[Dataset records]
═══

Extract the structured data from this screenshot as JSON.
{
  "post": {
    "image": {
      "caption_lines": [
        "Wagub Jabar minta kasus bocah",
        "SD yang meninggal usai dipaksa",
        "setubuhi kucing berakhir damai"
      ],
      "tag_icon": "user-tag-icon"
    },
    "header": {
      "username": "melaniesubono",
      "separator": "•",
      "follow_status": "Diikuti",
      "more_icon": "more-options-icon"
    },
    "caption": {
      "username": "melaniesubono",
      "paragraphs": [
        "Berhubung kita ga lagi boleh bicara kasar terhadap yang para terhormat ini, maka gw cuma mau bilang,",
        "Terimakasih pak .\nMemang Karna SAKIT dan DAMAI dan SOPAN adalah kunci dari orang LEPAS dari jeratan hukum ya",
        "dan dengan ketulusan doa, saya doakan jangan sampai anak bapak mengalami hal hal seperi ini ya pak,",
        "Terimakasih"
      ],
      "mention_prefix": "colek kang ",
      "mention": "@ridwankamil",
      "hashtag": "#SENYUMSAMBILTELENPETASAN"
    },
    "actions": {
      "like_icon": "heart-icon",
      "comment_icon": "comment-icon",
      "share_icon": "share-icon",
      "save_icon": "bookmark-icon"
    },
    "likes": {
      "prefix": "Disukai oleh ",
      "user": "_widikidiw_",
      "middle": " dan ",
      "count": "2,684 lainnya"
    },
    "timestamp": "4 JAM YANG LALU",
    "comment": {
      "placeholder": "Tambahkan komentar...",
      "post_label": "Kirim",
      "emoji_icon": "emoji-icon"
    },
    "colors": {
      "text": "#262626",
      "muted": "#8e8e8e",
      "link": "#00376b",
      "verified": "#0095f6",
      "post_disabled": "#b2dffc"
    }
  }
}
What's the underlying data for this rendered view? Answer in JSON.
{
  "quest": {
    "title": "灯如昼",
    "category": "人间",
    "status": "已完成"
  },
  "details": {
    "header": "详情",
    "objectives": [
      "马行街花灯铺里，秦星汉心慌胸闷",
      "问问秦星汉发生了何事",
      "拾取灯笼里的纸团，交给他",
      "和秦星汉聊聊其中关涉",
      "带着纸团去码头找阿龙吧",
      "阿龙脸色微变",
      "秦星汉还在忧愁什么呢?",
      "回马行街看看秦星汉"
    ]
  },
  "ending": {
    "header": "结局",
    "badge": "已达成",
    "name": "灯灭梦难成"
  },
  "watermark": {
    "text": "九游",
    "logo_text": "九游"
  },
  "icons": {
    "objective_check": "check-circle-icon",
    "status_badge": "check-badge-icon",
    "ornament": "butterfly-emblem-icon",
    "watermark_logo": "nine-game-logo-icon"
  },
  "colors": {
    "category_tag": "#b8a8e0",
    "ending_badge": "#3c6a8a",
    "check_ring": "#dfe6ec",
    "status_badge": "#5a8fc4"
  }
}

═══

- GOAL
Retype the listing. Match it exactly.

- REPLY TO THE EXERCISE
Extract the structured data from this screenshot as JSON.
{
  "post": {
    "image": {
      "caption_lines": [
        "Wagub Jabar minta kasus bocah",
        "SD yang meninggal usai dipaksa",
        "setubuhi kucing berakhir damai"
      ],
      "tag_icon": "user-tag-icon"
    },
    "header": {
      "username": "melaniesubono",
      "separator": "•",
      "follow_status": "Diikuti",
      "more_icon": "more-options-icon"
    },
    "caption": {
      "username": "melaniesubono",
      "paragraphs": [
        "Berhubung kita ga lagi boleh bicara kasar terhadap yang para terhormat ini, maka gw cuma mau bilang,",
        "Terimakasih pak .\nMemang Karna SAKIT dan DAMAI dan SOPAN adalah kunci dari orang LEPAS dari jeratan hukum ya",
        "dan dengan ketulusan doa, saya doakan jangan sampai anak bapak mengalami hal hal seperi ini ya pak,",
        "Terimakasih"
      ],
      "mention_prefix": "colek kang ",
      "mention": "@ridwankamil",
      "hashtag": "#SENYUMSAMBILTELENPETASAN"
    },
    "actions": {
      "like_icon": "heart-icon",
      "comment_icon": "comment-icon",
      "share_icon": "share-icon",
      "save_icon": "bookmark-icon"
    },
    "likes": {
      "prefix": "Disukai oleh ",
      "user": "_widikidiw_",
      "middle": " dan ",
      "count": "2,684 lainnya"
    },
    "timestamp": "4 JAM YANG LALU",
    "comment": {
      "placeholder": "Tambahkan komentar...",
      "post_label": "Kirim",
      "emoji_icon": "emoji-icon"
    },
    "colors": {
      "text": "#262626",
      "muted": "#8e8e8e",
      "link": "#00376b",
      "verified": "#0095f6",
      "post_disabled": "#b2dffc"
    }
  }
}
What's the underlying data for this rendered view? Answer in JSON.
{
  "quest": {
    "title": "灯如昼",
    "category": "人间",
    "status": "已完成"
  },
  "details": {
    "header": "详情",
    "objectives": [
      "马行街花灯铺里，秦星汉心慌胸闷",
      "问问秦星汉发生了何事",
      "拾取灯笼里的纸团，交给他",
      "和秦星汉聊聊其中关涉",
      "带着纸团去码头找阿龙吧",
      "阿龙脸色微变",
      "秦星汉还在忧愁什么呢?",
      "回马行街看看秦星汉"
    ]
  },
  "ending": {
    "header": "结局",
    "badge": "已达成",
    "name": "灯灭梦难成"
  },
  "watermark": {
    "text": "九游",
    "logo_text": "九游"
  },
  "icons": {
    "objective_check": "check-circle-icon",
    "status_badge": "check-badge-icon",
    "ornament": "butterfly-emblem-icon",
    "watermark_logo": "nine-game-logo-icon"
  },
  "colors": {
    "category_tag": "#b8a8e0",
    "ending_badge": "#3c6a8a",
    "check_ring": "#dfe6ec",
    "status_badge": "#5a8fc4"
  }
}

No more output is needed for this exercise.